Taking a strange train to an alternate reality sound like the plot of a horror movie, but A Butterfly In The District of Dreams is the polar opposite. Haruki and Ai finds themselves in a bright, sunny village with a seemingly never-ending street of shops. They also encounter a girl named Yurika, who is the spitting image of Haruki’s sister. Instead of being an evil doppelganger, Yurika offers the duo lodging until they figure out a way to get home, provided they work part time at her cafe. It is in this cafe, Kockhouran, where most of the game takes place as Haruki comes to grips with his predicament. While Ai’s father is the president of a large enterprise, Haruki has very little to entice him back to the real world, apart from his sister. Complicating matters even further is the fact that both Ai and Yurika, along with a girl named Hiroku who they meet in the village, appear to have feelings for Hiraki.

ABITDoD was originally released in Japan in 2013 and while it has taken a couple of years, English fans can finally experience the game. While there can never be enough quality visual novels on Steam, there is no doubt that this one won’t appeal to everyone. Anyone looking for fan service is going to be a little disappointed and those drawn in by the mysterious sounding storyline might also feel a little duped. This is because the majority of the game plays out like a slice of life visual novel, which is a little at odds with the unusual circumstances of the protagonist. There is nothing wrong with this of course and despite the very slow pace the story is still interesting, but it is a little unexpected. In fact, the second half of the game also becomes a lot more lighthearted and features more humor than what the rather somber first half would have you believe.

Apart from a newfound ability to turn seeds into flowers simply by holding them nothing else really changes for Haruki in this new reality. He quickly settles into life at Kochouran and actually does well at his first part time job. Things are a little harder for Ai as she is not used to cooking and serving, but she doesn’t seem to be in any rush to return home either. The result is a very slow paced and relaxing visual novel that some players will find interesting while others might consider it a little boring.

Most of the story in ABITDoD takes place in the coffee shop where the characters work as well as live. The story occasionally strays out into the streets as well as a nearby shrine, but don’t expect any strange or mysterious locations. The story itself is fairly linear, but you do get the choose between multiple routes that lead to different endings. The routes are all focused around the three main heroines, so anyone interested in seeing the entire story will have to complete the game multiple times. This isn’t too hard though, and you can fast forward through text that you’ve already read in a previous playthrough to save some time. While the story didn’t exactly leave us on the edge of our seats, the slow pace of the game and the way that characters slowly settle into a routine at the coffee shop makes for a relaxing experience. There is the occasional “crisis” or misunderstanding that crop up, but these mostly consist of characters getting sick, getting into trouble or dealing with personal issues. Some of the stuff is a little questionable, such as one of the male characters slapping a much younger female employee as punishment for theft, but overall nothing too controversial ever happens. The fact that the protagonist can fall in love with a girl that could be the twin of his own sister is also a little sketchy might raise a few eyebrows though.

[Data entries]

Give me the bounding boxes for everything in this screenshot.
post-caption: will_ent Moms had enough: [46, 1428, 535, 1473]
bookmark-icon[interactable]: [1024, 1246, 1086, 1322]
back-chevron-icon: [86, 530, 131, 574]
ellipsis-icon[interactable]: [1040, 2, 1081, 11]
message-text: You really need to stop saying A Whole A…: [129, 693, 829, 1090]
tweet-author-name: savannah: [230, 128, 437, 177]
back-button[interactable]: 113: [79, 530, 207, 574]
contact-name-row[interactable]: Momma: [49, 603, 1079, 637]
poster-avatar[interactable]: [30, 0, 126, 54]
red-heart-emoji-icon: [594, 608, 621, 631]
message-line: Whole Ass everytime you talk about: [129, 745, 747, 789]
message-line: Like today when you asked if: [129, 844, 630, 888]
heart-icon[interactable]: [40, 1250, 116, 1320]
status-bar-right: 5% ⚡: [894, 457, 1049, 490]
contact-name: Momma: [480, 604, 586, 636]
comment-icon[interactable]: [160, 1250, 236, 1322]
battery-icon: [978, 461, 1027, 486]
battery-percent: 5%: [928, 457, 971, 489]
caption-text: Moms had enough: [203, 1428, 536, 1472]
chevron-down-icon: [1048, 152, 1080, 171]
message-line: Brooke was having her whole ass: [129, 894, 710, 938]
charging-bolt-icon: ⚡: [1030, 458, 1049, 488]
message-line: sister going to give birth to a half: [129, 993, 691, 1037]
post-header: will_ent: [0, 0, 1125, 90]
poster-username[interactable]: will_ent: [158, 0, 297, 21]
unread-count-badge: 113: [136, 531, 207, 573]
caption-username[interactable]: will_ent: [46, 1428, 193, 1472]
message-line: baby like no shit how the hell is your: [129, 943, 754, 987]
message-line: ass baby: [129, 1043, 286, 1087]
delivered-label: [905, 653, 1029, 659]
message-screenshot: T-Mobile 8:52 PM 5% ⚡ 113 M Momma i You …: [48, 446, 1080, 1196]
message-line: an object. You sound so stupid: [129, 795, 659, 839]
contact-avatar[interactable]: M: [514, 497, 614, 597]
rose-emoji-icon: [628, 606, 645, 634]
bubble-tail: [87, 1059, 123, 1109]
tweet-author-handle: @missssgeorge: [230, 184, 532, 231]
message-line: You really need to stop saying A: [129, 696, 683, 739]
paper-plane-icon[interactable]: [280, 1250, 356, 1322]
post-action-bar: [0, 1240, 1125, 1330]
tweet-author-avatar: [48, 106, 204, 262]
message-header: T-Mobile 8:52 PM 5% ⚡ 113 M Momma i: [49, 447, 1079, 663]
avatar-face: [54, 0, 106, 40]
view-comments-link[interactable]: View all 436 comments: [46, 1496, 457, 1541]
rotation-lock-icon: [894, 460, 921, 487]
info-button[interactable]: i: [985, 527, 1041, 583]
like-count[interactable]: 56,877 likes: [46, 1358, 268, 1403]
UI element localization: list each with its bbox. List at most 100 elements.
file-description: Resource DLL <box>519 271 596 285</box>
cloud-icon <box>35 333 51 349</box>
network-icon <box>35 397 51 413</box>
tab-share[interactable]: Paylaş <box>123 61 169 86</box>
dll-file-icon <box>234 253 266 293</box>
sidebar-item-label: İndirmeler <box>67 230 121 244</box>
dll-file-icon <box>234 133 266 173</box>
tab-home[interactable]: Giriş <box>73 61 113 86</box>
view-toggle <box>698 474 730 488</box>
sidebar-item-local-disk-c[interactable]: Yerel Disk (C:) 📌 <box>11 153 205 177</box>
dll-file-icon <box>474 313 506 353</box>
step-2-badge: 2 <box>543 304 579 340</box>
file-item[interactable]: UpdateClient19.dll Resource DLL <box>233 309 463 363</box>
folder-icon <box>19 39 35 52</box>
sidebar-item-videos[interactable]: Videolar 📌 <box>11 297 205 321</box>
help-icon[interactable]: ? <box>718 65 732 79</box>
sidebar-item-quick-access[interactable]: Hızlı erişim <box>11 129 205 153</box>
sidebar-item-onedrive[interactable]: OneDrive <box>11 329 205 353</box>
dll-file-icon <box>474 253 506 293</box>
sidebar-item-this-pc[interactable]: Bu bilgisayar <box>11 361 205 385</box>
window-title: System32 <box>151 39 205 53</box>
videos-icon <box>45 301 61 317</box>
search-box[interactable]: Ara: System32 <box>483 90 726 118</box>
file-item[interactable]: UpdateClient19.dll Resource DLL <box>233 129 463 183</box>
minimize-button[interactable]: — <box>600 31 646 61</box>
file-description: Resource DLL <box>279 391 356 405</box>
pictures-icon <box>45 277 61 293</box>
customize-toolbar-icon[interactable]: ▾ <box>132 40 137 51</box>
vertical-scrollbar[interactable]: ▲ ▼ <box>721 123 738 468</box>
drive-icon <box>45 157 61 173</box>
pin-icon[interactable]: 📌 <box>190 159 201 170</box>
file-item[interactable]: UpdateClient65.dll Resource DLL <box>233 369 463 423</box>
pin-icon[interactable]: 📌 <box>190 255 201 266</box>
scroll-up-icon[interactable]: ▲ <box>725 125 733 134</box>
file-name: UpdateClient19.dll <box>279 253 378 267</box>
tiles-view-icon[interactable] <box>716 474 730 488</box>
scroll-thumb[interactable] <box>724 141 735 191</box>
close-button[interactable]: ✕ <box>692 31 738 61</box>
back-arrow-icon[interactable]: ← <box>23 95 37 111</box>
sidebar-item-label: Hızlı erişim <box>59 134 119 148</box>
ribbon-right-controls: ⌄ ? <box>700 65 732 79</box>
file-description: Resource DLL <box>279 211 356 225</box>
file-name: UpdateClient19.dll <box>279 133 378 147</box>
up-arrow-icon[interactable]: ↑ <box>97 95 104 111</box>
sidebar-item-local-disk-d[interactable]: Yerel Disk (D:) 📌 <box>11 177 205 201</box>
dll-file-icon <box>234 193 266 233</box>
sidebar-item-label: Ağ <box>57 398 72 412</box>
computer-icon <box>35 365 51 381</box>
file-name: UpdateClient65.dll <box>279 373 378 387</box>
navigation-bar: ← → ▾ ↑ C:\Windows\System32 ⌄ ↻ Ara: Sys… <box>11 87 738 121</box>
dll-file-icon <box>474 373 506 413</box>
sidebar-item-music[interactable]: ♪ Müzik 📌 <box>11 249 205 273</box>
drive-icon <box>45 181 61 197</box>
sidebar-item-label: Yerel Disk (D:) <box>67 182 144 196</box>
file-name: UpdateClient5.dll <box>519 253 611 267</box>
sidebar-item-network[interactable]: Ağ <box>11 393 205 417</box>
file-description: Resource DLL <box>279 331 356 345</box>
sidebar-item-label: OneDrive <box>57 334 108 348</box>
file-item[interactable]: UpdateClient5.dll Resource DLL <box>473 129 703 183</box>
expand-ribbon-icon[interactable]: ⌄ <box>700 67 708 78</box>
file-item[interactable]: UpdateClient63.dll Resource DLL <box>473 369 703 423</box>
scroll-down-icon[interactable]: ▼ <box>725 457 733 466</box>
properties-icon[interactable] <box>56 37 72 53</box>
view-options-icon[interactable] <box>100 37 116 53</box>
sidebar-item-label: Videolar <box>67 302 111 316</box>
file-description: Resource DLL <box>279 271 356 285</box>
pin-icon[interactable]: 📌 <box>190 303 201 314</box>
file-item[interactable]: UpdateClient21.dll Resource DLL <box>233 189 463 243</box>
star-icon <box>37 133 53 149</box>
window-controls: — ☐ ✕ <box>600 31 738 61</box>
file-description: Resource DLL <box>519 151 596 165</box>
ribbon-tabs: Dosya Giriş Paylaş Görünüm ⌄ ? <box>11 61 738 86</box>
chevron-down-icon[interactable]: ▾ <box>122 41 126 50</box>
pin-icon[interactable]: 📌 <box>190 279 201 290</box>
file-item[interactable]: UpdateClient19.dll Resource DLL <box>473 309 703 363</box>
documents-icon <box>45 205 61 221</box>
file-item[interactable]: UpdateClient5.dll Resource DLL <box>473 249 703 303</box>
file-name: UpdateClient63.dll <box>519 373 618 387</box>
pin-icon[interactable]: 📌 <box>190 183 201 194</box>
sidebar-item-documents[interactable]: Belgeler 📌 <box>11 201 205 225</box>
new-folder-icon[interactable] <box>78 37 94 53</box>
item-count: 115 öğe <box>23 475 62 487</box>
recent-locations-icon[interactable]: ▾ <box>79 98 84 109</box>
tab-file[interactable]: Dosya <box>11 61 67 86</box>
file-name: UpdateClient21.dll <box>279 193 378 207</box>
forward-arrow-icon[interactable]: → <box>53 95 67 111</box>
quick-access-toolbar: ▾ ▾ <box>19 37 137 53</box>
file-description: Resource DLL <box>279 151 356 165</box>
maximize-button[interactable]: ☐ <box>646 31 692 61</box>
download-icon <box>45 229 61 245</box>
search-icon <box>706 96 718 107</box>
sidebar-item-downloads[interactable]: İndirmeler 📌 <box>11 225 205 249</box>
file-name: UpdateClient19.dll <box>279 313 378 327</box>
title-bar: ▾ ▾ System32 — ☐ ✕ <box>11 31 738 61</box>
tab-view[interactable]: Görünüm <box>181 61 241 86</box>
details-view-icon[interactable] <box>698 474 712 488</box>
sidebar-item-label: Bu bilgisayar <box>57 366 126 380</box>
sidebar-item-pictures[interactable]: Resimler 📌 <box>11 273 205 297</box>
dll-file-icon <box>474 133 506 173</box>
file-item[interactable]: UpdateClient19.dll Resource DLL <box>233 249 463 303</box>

## [EXERCISE REQUIREMENTS]
a) According to the game review, in what year was ABITDoD originally released in Japan?
b) Translate this sentence from the game review into Spanish: "Most of the story in ABITDoD takes place in the coffee shop where the characters work as well as live."
c) Rewrite everything in the game review from "Apart from a" down to "a little boring.", swapping "visual novel" for "adventure game".
The records stand apart as separate material and have no connection to the game review.

## [WORKED SOLUTIONS]
a) It was originally released in Japan in 2013.

b) La mayor parte de la historia de ABITDoD transcurre en la cafetería donde los personajes trabajan y también viven.

c)
Apart from a newfound ability to turn seeds into flowers simply by holding them nothing else really changes for Haruki in this new reality. He quickly settles into life at Kochouran and actually does well at his first part time job. Things are a little harder for Ai as she is not used to cooking and serving, but she doesn’t seem to be in any rush to return home either. The result is a very slow paced and relaxing adventure game that some players will find interesting while others might consider it a little boring.